[Start of MATERIAL PROVIDED]

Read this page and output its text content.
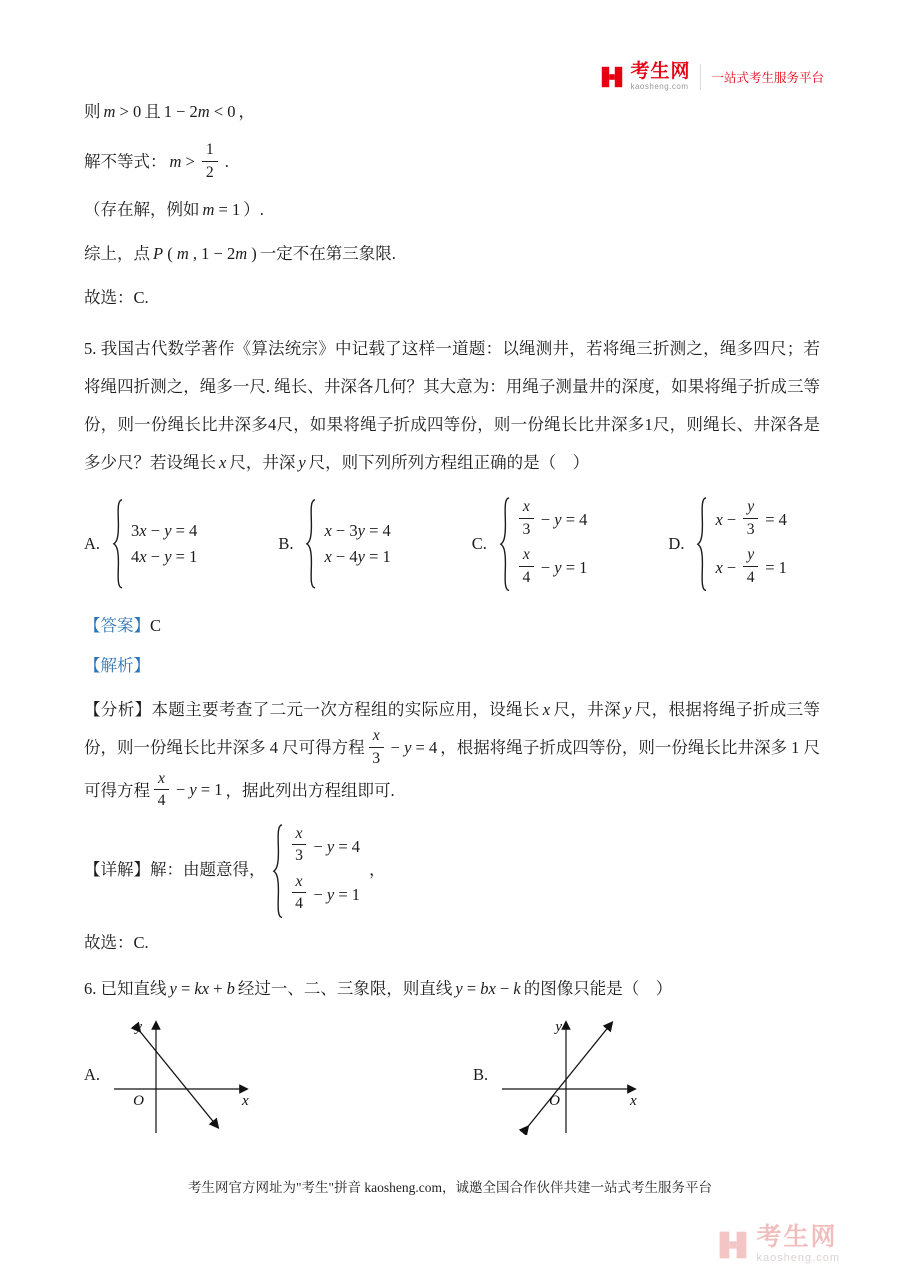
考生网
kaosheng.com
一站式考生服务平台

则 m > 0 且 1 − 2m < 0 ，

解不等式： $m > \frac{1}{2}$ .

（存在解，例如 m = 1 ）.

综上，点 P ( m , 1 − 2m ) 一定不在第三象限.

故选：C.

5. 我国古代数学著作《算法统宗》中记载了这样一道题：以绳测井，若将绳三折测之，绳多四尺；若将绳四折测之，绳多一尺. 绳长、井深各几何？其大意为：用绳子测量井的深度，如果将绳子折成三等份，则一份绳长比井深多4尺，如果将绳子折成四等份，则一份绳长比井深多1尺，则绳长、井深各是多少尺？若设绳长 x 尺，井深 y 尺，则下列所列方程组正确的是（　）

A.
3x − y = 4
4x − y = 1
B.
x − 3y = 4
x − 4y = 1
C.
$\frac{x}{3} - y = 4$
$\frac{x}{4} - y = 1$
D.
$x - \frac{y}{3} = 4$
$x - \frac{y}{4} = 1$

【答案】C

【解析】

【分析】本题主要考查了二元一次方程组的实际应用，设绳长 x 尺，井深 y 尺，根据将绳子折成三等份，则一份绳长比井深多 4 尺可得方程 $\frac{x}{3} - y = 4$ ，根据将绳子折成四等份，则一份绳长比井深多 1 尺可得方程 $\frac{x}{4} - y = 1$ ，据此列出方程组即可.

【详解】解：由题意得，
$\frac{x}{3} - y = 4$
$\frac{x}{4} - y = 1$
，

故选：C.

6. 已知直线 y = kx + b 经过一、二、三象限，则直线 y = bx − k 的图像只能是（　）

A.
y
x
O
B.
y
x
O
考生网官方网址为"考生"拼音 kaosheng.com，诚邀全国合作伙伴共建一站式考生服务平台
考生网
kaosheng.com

[End of MATERIAL PROVIDED]

▶ _TASK REQUIREMENTS_: Using the material above, set down every line exactly, but skip the pictures.

▶ _ANSWER_:
Read this page and output its text content.
考生网
kaosheng.com
一站式考生服务平台

则 m > 0 且 1 − 2m < 0 ，

解不等式： $m > \frac{1}{2}$ .

（存在解，例如 m = 1 ）.

综上，点 P ( m , 1 − 2m ) 一定不在第三象限.

故选：C.

5. 我国古代数学著作《算法统宗》中记载了这样一道题：以绳测井，若将绳三折测之，绳多四尺；若将绳四折测之，绳多一尺. 绳长、井深各几何？其大意为：用绳子测量井的深度，如果将绳子折成三等份，则一份绳长比井深多4尺，如果将绳子折成四等份，则一份绳长比井深多1尺，则绳长、井深各是多少尺？若设绳长 x 尺，井深 y 尺，则下列所列方程组正确的是（　）

A.
3x − y = 4
4x − y = 1
B.
x − 3y = 4
x − 4y = 1
C.
$\frac{x}{3} - y = 4$
$\frac{x}{4} - y = 1$
D.
$x - \frac{y}{3} = 4$
$x - \frac{y}{4} = 1$

【答案】C

【解析】

【分析】本题主要考查了二元一次方程组的实际应用，设绳长 x 尺，井深 y 尺，根据将绳子折成三等份，则一份绳长比井深多 4 尺可得方程 $\frac{x}{3} - y = 4$ ，根据将绳子折成四等份，则一份绳长比井深多 1 尺可得方程 $\frac{x}{4} - y = 1$ ，据此列出方程组即可.

【详解】解：由题意得，
$\frac{x}{3} - y = 4$
$\frac{x}{4} - y = 1$
，

故选：C.

6. 已知直线 y = kx + b 经过一、二、三象限，则直线 y = bx − k 的图像只能是（　）

A.
y
x
O
B.
y
x
O
考生网官方网址为"考生"拼音 kaosheng.com，诚邀全国合作伙伴共建一站式考生服务平台
考生网
kaosheng.com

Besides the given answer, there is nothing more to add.